--- START OF Data provided ---

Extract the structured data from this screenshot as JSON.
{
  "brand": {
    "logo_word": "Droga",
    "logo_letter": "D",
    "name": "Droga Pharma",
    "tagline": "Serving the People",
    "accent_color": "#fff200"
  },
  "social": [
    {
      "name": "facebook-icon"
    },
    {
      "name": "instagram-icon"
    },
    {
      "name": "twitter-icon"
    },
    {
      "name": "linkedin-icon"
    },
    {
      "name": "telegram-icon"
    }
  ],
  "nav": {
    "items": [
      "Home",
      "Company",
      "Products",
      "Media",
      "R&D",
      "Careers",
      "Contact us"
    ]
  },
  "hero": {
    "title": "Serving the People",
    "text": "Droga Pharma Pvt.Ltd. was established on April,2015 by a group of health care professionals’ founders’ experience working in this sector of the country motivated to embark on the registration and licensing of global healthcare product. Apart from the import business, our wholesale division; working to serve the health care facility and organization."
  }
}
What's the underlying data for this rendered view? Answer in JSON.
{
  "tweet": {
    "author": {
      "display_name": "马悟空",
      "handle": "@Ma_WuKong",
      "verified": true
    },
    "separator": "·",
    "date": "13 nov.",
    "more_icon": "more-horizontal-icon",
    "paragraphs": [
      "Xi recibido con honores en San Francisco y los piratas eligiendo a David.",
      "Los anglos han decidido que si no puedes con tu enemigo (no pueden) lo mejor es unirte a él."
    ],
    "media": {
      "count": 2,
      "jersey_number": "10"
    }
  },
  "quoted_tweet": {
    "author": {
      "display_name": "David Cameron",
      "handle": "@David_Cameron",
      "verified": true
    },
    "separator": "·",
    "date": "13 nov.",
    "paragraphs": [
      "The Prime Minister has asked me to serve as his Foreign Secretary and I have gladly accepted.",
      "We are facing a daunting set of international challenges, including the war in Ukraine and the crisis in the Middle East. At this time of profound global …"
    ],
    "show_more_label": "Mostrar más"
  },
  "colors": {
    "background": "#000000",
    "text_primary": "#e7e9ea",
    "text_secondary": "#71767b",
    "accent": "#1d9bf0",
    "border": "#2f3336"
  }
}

--- END OF Data provided ---

- [Given request]
Go through the material and select each line with the string "People" in it.

- [Task response]
    "tagline": "Serving the People",
    "title": "Serving the People",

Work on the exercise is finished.